Supplied passage: Begin
That matters for two reasons. First, it’s still possible that someone who’s been vaccinated could actually get sick—the risk is very slender, but not zero. And second, because unvaccinated people can be infected with Covid-19 and transmit it to others without showing any symptoms, it remains possible that someone vaccinated could also still be, in effect, a carrier.

Now, it seems pretty clear that all the vaccines will stop some infection and transmission, maybe quite a lot. “The data are all pretty consistent with that number being a two-thirds reduction,” says Bob Wachter, chair of the Department of Medicine at UC San Francisco. “Maybe it’s a three-quarter reduction or a 60 percent reduction, but the key thing is it’s a substantial reduction in the probability you will catch it, carry it, feel fine, and spread it to someone else.”

Given all that, my vaccinated aunt and uncle visiting my folks seems like the easiest scenario. Everyone involved is protected against serious illness, and everyone’s at least somewhat protected against getting infected and transmitting it. “I’m confident enough that between my protection as a vaccinated person and the decreased probability that another vaccinated person is going to have it and spread it, when you do the math there the chances that something bad is going to come between vaccinated people are really, really small,” Wachter says.

The risk here is even smaller given that my aunt and uncle have been just as cautious as my mom and stepdad—maybe even if they see someone else on their trip. Risk, in this sense, is additive. “I think it makes sense that two vaccinated households that aren’t mixing with other, non-vaccinated households could get together indoors for dinner,” says A. Marm Kilpatrick, an infectious disease researcher at UC Santa Cruz. “That initially sounds risky, but since both households are vaccinated, the risk of anyone getting sick even if someone was infected is much lower. And if neither household is mixing with other people, their risk of being infected to begin with is very low.”

Broadly, vaccinated people don’t have nothing to worry about, but they have far less than the rest of us. They can probably fly on an airplane, if they keep their masks on. Eating indoors at a restaurant? Eh. Maybe not yet. More exposures, more risks for everyone.
Supplied passage: End
Supplied data: Begin
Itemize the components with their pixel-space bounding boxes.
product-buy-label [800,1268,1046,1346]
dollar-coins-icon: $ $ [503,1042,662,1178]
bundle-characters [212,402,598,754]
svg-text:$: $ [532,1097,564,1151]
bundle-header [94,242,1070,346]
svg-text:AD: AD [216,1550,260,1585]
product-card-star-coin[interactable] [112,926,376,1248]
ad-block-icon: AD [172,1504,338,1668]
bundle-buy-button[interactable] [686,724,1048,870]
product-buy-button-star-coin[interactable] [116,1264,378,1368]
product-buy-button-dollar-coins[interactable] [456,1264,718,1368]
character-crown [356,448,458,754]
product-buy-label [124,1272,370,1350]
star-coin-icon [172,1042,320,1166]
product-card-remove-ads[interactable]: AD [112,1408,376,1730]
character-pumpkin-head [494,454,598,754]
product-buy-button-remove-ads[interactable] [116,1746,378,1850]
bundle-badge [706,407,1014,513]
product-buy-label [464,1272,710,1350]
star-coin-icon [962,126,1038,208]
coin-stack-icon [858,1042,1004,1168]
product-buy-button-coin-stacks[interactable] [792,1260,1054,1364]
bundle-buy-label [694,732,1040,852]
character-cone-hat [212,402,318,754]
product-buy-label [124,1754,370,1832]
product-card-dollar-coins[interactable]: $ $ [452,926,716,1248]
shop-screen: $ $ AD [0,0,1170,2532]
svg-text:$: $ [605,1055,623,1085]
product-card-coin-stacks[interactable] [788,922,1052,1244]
Supplied data: End
• Work to be completed
What comes next in the piece on Covid risk for vaccinated people? Continue it from its final sentence.

• Answer space
Meanwhile, the kind of gathering my mom is pitching here is like having lots of defenses layered together—multiple people with multiple protections against illness and transmission, like the “Swiss cheese model” of risk-reducing non-pharmaceutical interventions, only this time all stacked up and administered in a hypodermic needle. Green light! Dinner like it’s 2019.

Scenario Two: The Stepsister and Mother

“Neither has gotten vaccinated, and they socialize with others.” —Mom

This one has the biggest yikes factor. I told Mom that while she and Stepdad had a massively reduced risk of getting sick themselves, it wasn’t zero. They’re back in mask territory here. “I personally still feel like wearing masks is very reasonable,” says Grace Lee, an infectious disease physician at Stanford Children’s Health and member of the CDC’s Advisory Committee on Immunization Practices. “My hope is, they will be safer if they continue to mask and use good hand hygiene and control what they can, but their risks are mitigated a lot by getting vaccinated.”

Mom and Stepdad don’t want to get sick, and—improbable though it may be—they don’t want to get Stepsis and her mom sick either, or end up as links in some longer epidemiological chain. My rule in this pandemic has been: Don’t become the main character in a CDC case study. It’s unlikely, but still possible, that vaccinated people could be an infectious bridge between unvaccinated households. Kilpatrick’s rough calculations of how much the vaccines reduce infection and transmission are an optimistic 80-to-90 percent, but that’s still not perfect. “It’s much safer than when they weren’t vaccinated, but not high enough to be low risk,” he says.